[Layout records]
******************************
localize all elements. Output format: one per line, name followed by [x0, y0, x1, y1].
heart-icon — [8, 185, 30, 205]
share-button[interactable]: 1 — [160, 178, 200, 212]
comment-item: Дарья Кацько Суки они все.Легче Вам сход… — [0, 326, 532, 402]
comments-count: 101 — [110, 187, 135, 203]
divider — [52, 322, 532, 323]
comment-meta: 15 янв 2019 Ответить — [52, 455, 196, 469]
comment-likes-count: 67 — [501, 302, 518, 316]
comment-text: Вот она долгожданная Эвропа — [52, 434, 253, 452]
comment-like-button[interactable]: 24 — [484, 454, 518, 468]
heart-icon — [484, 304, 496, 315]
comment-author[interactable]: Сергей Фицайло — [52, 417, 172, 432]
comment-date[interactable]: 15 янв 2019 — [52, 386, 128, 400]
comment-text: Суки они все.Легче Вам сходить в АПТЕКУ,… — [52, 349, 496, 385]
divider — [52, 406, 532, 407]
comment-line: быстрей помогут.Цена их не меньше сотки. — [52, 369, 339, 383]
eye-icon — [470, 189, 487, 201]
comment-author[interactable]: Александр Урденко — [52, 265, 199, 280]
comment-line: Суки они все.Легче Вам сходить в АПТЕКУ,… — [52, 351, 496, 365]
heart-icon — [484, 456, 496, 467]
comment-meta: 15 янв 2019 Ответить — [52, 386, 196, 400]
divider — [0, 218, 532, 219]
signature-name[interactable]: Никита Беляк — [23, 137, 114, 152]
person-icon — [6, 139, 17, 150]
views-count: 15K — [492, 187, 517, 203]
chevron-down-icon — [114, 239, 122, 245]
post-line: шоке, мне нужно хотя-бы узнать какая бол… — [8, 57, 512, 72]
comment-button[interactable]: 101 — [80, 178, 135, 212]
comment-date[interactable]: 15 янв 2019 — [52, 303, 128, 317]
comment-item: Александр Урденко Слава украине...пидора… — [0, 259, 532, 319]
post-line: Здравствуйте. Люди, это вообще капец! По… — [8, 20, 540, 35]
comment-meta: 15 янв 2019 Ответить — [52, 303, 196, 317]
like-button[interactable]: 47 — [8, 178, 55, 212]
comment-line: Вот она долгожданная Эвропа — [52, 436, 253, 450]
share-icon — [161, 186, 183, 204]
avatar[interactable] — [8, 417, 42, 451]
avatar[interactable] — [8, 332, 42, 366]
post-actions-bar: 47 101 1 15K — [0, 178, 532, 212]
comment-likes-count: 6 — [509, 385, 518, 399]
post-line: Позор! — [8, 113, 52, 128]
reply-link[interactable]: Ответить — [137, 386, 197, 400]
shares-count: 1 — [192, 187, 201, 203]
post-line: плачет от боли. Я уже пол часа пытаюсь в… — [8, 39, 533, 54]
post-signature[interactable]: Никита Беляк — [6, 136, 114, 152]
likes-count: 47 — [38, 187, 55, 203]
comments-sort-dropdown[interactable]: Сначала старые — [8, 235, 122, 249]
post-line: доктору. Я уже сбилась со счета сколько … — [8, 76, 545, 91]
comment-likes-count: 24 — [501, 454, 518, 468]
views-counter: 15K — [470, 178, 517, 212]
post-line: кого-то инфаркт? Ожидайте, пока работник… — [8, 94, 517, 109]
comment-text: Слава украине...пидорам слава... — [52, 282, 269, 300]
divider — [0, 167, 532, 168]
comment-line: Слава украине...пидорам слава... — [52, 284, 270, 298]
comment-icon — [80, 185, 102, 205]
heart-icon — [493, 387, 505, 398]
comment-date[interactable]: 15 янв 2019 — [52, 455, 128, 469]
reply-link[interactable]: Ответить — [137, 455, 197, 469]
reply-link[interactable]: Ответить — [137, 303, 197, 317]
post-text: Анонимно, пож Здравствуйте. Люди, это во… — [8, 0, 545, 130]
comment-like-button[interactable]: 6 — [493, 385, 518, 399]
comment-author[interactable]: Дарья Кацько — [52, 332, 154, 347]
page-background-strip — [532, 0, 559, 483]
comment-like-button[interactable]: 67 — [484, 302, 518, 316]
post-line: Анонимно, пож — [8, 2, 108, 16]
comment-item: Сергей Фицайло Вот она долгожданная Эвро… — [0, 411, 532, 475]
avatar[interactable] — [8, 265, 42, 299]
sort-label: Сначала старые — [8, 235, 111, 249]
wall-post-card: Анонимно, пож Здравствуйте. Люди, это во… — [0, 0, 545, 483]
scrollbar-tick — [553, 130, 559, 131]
******************************
Task to complete
Rewrite all of the lines above, substituting "like-icon" for every "heart-icon" and leaving everything else untouched.

Full output
localize all elements. Output format: one per line, name followed by [x0, y0, x1, y1].
like-icon — [8, 185, 30, 205]
share-button[interactable]: 1 — [160, 178, 200, 212]
comment-item: Дарья Кацько Суки они все.Легче Вам сход… — [0, 326, 532, 402]
comments-count: 101 — [110, 187, 135, 203]
divider — [52, 322, 532, 323]
comment-meta: 15 янв 2019 Ответить — [52, 455, 196, 469]
comment-likes-count: 67 — [501, 302, 518, 316]
comment-text: Вот она долгожданная Эвропа — [52, 434, 253, 452]
comment-like-button[interactable]: 24 — [484, 454, 518, 468]
like-icon — [484, 304, 496, 315]
comment-author[interactable]: Сергей Фицайло — [52, 417, 172, 432]
comment-date[interactable]: 15 янв 2019 — [52, 386, 128, 400]
comment-text: Суки они все.Легче Вам сходить в АПТЕКУ,… — [52, 349, 496, 385]
divider — [52, 406, 532, 407]
comment-line: быстрей помогут.Цена их не меньше сотки. — [52, 369, 339, 383]
eye-icon — [470, 189, 487, 201]
comment-author[interactable]: Александр Урденко — [52, 265, 199, 280]
comment-line: Суки они все.Легче Вам сходить в АПТЕКУ,… — [52, 351, 496, 365]
like-icon — [484, 456, 496, 467]
comment-meta: 15 янв 2019 Ответить — [52, 386, 196, 400]
divider — [0, 218, 532, 219]
signature-name[interactable]: Никита Беляк — [23, 137, 114, 152]
person-icon — [6, 139, 17, 150]
views-count: 15K — [492, 187, 517, 203]
chevron-down-icon — [114, 239, 122, 245]
post-line: шоке, мне нужно хотя-бы узнать какая бол… — [8, 57, 512, 72]
comment-button[interactable]: 101 — [80, 178, 135, 212]
comment-date[interactable]: 15 янв 2019 — [52, 303, 128, 317]
comment-item: Александр Урденко Слава украине...пидора… — [0, 259, 532, 319]
post-line: Здравствуйте. Люди, это вообще капец! По… — [8, 20, 540, 35]
comment-meta: 15 янв 2019 Ответить — [52, 303, 196, 317]
like-button[interactable]: 47 — [8, 178, 55, 212]
comment-line: Вот она долгожданная Эвропа — [52, 436, 253, 450]
share-icon — [161, 186, 183, 204]
avatar[interactable] — [8, 417, 42, 451]
avatar[interactable] — [8, 332, 42, 366]
post-actions-bar: 47 101 1 15K — [0, 178, 532, 212]
comment-likes-count: 6 — [509, 385, 518, 399]
post-line: Позор! — [8, 113, 52, 128]
reply-link[interactable]: Ответить — [137, 386, 197, 400]
shares-count: 1 — [192, 187, 201, 203]
post-line: плачет от боли. Я уже пол часа пытаюсь в… — [8, 39, 533, 54]
post-signature[interactable]: Никита Беляк — [6, 136, 114, 152]
likes-count: 47 — [38, 187, 55, 203]
comments-sort-dropdown[interactable]: Сначала старые — [8, 235, 122, 249]
post-line: доктору. Я уже сбилась со счета сколько … — [8, 76, 545, 91]
comment-likes-count: 24 — [501, 454, 518, 468]
views-counter: 15K — [470, 178, 517, 212]
post-line: кого-то инфаркт? Ожидайте, пока работник… — [8, 94, 517, 109]
comment-text: Слава украине...пидорам слава... — [52, 282, 269, 300]
divider — [0, 167, 532, 168]
comment-line: Слава украине...пидорам слава... — [52, 284, 270, 298]
comment-icon — [80, 185, 102, 205]
like-icon — [493, 387, 505, 398]
comment-date[interactable]: 15 янв 2019 — [52, 455, 128, 469]
reply-link[interactable]: Ответить — [137, 455, 197, 469]
reply-link[interactable]: Ответить — [137, 303, 197, 317]
post-text: Анонимно, пож Здравствуйте. Люди, это во… — [8, 0, 545, 130]
comment-like-button[interactable]: 6 — [493, 385, 518, 399]
comment-author[interactable]: Дарья Кацько — [52, 332, 154, 347]
page-background-strip — [532, 0, 559, 483]
comment-like-button[interactable]: 67 — [484, 302, 518, 316]
post-line: Анонимно, пож — [8, 2, 108, 16]
comment-item: Сергей Фицайло Вот она долгожданная Эвро… — [0, 411, 532, 475]
avatar[interactable] — [8, 265, 42, 299]
sort-label: Сначала старые — [8, 235, 111, 249]
wall-post-card: Анонимно, пож Здравствуйте. Люди, это во… — [0, 0, 545, 483]
scrollbar-tick — [553, 130, 559, 131]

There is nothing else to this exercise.